▶ **STATED GOAL**:
Pick out all lines with the word "subscribers" from the records that follow.

▶ **RECORDS FOR THIS TASK**:
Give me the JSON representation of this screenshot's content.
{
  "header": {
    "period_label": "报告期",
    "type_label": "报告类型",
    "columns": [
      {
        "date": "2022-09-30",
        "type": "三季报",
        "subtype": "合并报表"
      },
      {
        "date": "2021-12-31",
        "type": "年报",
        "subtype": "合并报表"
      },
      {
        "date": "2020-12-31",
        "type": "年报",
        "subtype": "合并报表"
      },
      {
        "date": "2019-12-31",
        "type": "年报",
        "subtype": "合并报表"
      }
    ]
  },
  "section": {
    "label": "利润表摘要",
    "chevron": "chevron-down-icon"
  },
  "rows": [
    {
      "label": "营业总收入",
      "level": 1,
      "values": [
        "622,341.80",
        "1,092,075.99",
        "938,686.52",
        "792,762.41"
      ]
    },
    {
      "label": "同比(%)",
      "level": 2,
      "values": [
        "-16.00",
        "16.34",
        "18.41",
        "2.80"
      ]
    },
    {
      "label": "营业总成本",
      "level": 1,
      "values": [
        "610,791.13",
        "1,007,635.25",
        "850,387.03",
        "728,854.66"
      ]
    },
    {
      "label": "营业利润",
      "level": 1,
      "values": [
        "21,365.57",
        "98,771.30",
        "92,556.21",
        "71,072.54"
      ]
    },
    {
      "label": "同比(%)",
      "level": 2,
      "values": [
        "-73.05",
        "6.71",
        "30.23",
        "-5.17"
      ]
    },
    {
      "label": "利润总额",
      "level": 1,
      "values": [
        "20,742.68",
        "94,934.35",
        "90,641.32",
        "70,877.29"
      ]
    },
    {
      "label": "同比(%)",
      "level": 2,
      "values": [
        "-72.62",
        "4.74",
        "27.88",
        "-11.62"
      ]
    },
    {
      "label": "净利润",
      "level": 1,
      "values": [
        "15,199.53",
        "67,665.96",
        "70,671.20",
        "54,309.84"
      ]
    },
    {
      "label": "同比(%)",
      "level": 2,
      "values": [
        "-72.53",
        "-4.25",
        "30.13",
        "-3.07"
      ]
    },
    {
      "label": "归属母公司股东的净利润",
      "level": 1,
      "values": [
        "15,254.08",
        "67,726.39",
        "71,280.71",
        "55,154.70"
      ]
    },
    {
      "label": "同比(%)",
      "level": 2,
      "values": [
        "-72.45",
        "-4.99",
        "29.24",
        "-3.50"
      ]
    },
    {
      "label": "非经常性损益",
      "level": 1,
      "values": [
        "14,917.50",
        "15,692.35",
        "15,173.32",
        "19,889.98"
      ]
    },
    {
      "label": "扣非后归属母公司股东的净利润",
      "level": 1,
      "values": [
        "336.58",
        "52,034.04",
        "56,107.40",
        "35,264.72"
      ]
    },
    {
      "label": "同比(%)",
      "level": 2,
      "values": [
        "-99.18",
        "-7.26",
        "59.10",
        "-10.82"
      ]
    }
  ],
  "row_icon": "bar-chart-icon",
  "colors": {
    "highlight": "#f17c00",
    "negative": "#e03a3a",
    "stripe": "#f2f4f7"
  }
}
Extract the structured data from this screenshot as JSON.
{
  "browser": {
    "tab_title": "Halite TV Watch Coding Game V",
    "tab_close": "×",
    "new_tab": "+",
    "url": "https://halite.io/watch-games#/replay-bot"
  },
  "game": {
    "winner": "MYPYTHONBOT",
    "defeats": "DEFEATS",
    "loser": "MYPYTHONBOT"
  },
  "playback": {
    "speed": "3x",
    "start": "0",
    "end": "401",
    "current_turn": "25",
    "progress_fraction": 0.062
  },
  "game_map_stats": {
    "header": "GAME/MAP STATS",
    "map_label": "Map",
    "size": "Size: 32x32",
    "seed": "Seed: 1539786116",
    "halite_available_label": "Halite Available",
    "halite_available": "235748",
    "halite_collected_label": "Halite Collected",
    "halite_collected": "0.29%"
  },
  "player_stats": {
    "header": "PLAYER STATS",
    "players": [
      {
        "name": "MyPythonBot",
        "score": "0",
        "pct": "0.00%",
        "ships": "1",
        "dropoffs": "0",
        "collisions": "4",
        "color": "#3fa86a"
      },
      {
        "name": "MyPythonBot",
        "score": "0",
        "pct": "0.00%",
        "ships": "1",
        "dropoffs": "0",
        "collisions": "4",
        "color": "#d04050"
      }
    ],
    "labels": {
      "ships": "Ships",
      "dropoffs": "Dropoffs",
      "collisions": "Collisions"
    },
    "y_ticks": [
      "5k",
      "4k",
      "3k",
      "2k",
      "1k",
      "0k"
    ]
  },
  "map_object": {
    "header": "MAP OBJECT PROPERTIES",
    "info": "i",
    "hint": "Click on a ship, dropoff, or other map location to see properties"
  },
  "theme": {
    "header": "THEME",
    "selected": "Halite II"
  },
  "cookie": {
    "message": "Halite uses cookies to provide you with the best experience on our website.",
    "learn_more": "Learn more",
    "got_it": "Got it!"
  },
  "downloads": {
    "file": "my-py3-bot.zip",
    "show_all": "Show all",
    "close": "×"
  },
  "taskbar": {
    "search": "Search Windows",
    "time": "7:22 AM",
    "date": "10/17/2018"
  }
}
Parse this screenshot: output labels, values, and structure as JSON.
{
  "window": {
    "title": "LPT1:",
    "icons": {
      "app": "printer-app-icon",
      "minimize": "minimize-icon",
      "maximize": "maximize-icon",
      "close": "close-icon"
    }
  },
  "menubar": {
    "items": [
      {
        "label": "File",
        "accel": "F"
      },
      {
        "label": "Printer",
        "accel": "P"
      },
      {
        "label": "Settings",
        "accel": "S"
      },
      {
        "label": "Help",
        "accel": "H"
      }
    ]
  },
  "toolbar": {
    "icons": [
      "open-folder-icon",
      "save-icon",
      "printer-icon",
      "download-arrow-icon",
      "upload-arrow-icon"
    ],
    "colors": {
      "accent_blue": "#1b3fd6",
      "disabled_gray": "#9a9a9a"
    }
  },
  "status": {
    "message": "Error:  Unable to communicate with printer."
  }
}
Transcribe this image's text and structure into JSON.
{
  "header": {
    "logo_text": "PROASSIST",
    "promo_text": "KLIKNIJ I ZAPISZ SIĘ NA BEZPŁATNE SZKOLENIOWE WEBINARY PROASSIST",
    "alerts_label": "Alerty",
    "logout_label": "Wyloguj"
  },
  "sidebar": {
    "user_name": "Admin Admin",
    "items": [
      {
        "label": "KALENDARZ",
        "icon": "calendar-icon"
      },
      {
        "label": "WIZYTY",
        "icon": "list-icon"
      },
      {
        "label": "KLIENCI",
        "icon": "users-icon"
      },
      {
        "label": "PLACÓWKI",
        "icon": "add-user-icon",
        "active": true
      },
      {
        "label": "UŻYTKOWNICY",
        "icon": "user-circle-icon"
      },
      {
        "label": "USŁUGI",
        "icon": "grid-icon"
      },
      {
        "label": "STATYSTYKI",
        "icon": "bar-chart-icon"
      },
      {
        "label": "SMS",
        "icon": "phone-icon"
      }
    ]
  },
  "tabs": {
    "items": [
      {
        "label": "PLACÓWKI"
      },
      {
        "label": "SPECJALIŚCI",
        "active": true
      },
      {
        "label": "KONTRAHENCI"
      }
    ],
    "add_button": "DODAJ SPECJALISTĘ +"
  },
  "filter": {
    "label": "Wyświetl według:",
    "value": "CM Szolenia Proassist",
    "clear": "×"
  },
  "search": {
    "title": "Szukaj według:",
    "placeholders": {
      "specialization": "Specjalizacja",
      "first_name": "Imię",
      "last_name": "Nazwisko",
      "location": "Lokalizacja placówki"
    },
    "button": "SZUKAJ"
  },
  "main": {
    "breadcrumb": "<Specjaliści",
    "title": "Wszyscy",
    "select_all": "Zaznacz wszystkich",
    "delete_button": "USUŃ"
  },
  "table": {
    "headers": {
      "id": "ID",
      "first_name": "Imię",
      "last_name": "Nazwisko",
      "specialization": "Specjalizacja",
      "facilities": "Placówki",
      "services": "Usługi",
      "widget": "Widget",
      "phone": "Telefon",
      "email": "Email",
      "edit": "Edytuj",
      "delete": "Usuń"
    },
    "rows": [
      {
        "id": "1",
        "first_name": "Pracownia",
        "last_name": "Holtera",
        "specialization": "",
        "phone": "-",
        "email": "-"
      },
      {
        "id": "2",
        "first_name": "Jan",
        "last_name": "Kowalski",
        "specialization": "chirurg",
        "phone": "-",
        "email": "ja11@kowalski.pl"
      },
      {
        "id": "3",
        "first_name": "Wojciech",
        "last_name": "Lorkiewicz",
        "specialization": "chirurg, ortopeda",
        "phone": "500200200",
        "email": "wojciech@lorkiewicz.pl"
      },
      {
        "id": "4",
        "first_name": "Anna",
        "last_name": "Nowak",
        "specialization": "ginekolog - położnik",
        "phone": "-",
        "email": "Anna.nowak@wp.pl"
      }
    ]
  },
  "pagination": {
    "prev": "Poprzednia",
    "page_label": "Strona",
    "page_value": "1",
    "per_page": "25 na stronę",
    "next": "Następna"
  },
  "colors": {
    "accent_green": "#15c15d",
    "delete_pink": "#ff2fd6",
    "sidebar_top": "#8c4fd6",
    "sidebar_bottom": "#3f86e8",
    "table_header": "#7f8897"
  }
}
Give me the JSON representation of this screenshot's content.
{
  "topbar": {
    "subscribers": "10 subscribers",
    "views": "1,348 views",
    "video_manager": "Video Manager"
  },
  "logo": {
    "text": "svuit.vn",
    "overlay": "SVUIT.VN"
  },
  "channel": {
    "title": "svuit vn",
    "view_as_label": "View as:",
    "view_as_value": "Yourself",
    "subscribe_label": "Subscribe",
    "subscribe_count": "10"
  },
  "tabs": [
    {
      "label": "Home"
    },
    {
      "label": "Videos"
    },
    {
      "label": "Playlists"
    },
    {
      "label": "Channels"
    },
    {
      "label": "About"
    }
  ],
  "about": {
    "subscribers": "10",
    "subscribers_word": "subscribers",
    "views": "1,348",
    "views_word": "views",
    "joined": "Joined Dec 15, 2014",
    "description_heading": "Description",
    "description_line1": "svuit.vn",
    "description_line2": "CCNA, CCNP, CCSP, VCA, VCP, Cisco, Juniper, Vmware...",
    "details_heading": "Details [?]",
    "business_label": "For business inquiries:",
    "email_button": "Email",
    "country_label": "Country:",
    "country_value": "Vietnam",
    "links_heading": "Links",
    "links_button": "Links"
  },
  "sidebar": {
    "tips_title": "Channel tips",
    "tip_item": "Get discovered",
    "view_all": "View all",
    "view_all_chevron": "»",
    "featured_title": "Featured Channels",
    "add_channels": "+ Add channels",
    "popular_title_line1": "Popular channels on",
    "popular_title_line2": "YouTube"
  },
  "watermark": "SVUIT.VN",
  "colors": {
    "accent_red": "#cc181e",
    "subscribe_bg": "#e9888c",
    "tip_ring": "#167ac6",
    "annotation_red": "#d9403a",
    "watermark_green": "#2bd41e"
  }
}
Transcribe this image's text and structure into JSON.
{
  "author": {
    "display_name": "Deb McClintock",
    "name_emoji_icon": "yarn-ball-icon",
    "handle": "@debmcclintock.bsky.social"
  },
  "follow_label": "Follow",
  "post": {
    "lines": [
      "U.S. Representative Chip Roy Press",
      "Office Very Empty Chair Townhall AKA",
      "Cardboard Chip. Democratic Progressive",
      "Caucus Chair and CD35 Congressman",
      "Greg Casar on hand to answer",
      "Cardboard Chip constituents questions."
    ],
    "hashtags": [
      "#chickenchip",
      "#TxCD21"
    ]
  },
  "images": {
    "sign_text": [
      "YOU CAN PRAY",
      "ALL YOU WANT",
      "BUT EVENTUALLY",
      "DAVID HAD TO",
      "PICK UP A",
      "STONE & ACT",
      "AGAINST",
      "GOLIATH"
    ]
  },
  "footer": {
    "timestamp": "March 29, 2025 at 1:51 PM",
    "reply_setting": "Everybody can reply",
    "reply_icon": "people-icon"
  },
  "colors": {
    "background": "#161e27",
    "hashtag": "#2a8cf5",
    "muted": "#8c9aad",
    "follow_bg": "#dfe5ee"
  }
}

▶ **RESPONSE**:
    "subscribers": "10 subscribers",
    "subscribers": "10",
    "subscribers_word": "subscribers",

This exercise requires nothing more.